# START OF Stored records

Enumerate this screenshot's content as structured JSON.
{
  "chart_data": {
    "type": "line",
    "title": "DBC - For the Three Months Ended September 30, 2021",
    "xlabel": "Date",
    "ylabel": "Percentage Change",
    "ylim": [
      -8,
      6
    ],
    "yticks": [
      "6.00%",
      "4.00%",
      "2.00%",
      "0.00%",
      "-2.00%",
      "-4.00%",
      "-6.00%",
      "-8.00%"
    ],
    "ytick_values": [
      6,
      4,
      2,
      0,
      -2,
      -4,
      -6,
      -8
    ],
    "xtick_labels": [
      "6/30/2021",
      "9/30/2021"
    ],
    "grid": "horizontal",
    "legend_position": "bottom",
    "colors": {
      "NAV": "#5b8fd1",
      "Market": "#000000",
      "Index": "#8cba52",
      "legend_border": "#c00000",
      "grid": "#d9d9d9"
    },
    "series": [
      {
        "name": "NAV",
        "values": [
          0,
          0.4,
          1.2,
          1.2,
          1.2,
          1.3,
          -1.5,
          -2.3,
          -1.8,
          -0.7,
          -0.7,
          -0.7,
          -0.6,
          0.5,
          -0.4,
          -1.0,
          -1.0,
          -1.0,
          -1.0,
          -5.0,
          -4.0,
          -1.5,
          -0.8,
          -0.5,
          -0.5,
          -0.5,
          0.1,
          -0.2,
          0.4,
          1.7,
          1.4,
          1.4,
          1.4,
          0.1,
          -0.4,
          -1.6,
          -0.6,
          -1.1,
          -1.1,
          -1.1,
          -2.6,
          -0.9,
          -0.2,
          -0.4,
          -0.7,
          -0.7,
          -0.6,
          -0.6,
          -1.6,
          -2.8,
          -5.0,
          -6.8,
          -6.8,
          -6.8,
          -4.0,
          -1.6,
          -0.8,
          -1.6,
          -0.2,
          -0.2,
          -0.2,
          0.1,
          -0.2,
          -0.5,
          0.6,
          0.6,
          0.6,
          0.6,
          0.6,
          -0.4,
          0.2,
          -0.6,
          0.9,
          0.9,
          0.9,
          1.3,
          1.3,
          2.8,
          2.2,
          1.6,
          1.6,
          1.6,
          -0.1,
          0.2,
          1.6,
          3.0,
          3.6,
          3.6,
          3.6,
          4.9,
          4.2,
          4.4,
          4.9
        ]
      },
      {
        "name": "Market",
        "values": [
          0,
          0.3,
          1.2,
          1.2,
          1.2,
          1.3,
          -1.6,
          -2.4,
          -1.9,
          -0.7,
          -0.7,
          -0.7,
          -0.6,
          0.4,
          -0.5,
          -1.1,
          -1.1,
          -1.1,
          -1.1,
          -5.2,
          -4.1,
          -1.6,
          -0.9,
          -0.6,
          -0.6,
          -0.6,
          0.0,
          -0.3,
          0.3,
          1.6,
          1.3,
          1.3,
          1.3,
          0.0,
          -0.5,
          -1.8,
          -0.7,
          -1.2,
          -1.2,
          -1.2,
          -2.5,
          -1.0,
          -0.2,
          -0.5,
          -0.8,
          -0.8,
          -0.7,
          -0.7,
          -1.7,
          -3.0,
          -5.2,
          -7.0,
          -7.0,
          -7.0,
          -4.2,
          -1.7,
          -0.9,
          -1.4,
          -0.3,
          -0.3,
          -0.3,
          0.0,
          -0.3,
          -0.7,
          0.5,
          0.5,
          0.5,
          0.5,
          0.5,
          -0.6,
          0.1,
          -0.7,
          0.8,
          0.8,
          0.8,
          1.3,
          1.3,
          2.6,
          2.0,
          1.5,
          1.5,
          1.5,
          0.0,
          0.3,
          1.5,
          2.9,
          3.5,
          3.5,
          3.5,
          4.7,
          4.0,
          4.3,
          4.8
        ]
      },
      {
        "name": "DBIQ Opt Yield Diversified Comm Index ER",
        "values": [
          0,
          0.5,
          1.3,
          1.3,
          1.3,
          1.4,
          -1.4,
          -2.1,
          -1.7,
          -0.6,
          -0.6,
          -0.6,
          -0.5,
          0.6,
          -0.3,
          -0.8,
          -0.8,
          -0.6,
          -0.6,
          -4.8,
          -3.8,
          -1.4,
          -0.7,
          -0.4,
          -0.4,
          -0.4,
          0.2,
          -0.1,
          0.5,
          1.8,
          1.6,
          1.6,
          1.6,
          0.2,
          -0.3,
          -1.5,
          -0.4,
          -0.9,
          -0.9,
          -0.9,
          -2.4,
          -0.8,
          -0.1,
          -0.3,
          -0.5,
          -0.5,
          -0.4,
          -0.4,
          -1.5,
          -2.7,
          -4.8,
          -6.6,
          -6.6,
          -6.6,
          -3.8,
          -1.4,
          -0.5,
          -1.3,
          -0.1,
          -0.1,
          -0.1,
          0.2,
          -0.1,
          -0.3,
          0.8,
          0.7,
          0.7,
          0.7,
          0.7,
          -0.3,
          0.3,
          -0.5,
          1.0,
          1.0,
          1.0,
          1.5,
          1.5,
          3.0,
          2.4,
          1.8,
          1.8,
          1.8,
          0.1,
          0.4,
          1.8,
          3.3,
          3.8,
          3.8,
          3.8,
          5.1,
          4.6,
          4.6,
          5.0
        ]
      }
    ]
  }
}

# END OF Stored records

Task requirements
Write the entries again, exactly as they stand.

Answer to the task
Enumerate this screenshot's content as structured JSON.
{
  "chart_data": {
    "type": "line",
    "title": "DBC - For the Three Months Ended September 30, 2021",
    "xlabel": "Date",
    "ylabel": "Percentage Change",
    "ylim": [
      -8,
      6
    ],
    "yticks": [
      "6.00%",
      "4.00%",
      "2.00%",
      "0.00%",
      "-2.00%",
      "-4.00%",
      "-6.00%",
      "-8.00%"
    ],
    "ytick_values": [
      6,
      4,
      2,
      0,
      -2,
      -4,
      -6,
      -8
    ],
    "xtick_labels": [
      "6/30/2021",
      "9/30/2021"
    ],
    "grid": "horizontal",
    "legend_position": "bottom",
    "colors": {
      "NAV": "#5b8fd1",
      "Market": "#000000",
      "Index": "#8cba52",
      "legend_border": "#c00000",
      "grid": "#d9d9d9"
    },
    "series": [
      {
        "name": "NAV",
        "values": [
          0,
          0.4,
          1.2,
          1.2,
          1.2,
          1.3,
          -1.5,
          -2.3,
          -1.8,
          -0.7,
          -0.7,
          -0.7,
          -0.6,
          0.5,
          -0.4,
          -1.0,
          -1.0,
          -1.0,
          -1.0,
          -5.0,
          -4.0,
          -1.5,
          -0.8,
          -0.5,
          -0.5,
          -0.5,
          0.1,
          -0.2,
          0.4,
          1.7,
          1.4,
          1.4,
          1.4,
          0.1,
          -0.4,
          -1.6,
          -0.6,
          -1.1,
          -1.1,
          -1.1,
          -2.6,
          -0.9,
          -0.2,
          -0.4,
          -0.7,
          -0.7,
          -0.6,
          -0.6,
          -1.6,
          -2.8,
          -5.0,
          -6.8,
          -6.8,
          -6.8,
          -4.0,
          -1.6,
          -0.8,
          -1.6,
          -0.2,
          -0.2,
          -0.2,
          0.1,
          -0.2,
          -0.5,
          0.6,
          0.6,
          0.6,
          0.6,
          0.6,
          -0.4,
          0.2,
          -0.6,
          0.9,
          0.9,
          0.9,
          1.3,
          1.3,
          2.8,
          2.2,
          1.6,
          1.6,
          1.6,
          -0.1,
          0.2,
          1.6,
          3.0,
          3.6,
          3.6,
          3.6,
          4.9,
          4.2,
          4.4,
          4.9
        ]
      },
      {
        "name": "Market",
        "values": [
          0,
          0.3,
          1.2,
          1.2,
          1.2,
          1.3,
          -1.6,
          -2.4,
          -1.9,
          -0.7,
          -0.7,
          -0.7,
          -0.6,
          0.4,
          -0.5,
          -1.1,
          -1.1,
          -1.1,
          -1.1,
          -5.2,
          -4.1,
          -1.6,
          -0.9,
          -0.6,
          -0.6,
          -0.6,
          0.0,
          -0.3,
          0.3,
          1.6,
          1.3,
          1.3,
          1.3,
          0.0,
          -0.5,
          -1.8,
          -0.7,
          -1.2,
          -1.2,
          -1.2,
          -2.5,
          -1.0,
          -0.2,
          -0.5,
          -0.8,
          -0.8,
          -0.7,
          -0.7,
          -1.7,
          -3.0,
          -5.2,
          -7.0,
          -7.0,
          -7.0,
          -4.2,
          -1.7,
          -0.9,
          -1.4,
          -0.3,
          -0.3,
          -0.3,
          0.0,
          -0.3,
          -0.7,
          0.5,
          0.5,
          0.5,
          0.5,
          0.5,
          -0.6,
          0.1,
          -0.7,
          0.8,
          0.8,
          0.8,
          1.3,
          1.3,
          2.6,
          2.0,
          1.5,
          1.5,
          1.5,
          0.0,
          0.3,
          1.5,
          2.9,
          3.5,
          3.5,
          3.5,
          4.7,
          4.0,
          4.3,
          4.8
        ]
      },
      {
        "name": "DBIQ Opt Yield Diversified Comm Index ER",
        "values": [
          0,
          0.5,
          1.3,
          1.3,
          1.3,
          1.4,
          -1.4,
          -2.1,
          -1.7,
          -0.6,
          -0.6,
          -0.6,
          -0.5,
          0.6,
          -0.3,
          -0.8,
          -0.8,
          -0.6,
          -0.6,
          -4.8,
          -3.8,
          -1.4,
          -0.7,
          -0.4,
          -0.4,
          -0.4,
          0.2,
          -0.1,
          0.5,
          1.8,
          1.6,
          1.6,
          1.6,
          0.2,
          -0.3,
          -1.5,
          -0.4,
          -0.9,
          -0.9,
          -0.9,
          -2.4,
          -0.8,
          -0.1,
          -0.3,
          -0.5,
          -0.5,
          -0.4,
          -0.4,
          -1.5,
          -2.7,
          -4.8,
          -6.6,
          -6.6,
          -6.6,
          -3.8,
          -1.4,
          -0.5,
          -1.3,
          -0.1,
          -0.1,
          -0.1,
          0.2,
          -0.1,
          -0.3,
          0.8,
          0.7,
          0.7,
          0.7,
          0.7,
          -0.3,
          0.3,
          -0.5,
          1.0,
          1.0,
          1.0,
          1.5,
          1.5,
          3.0,
          2.4,
          1.8,
          1.8,
          1.8,
          0.1,
          0.4,
          1.8,
          3.3,
          3.8,
          3.8,
          3.8,
          5.1,
          4.6,
          4.6,
          5.0
        ]
      }
    ]
  }
}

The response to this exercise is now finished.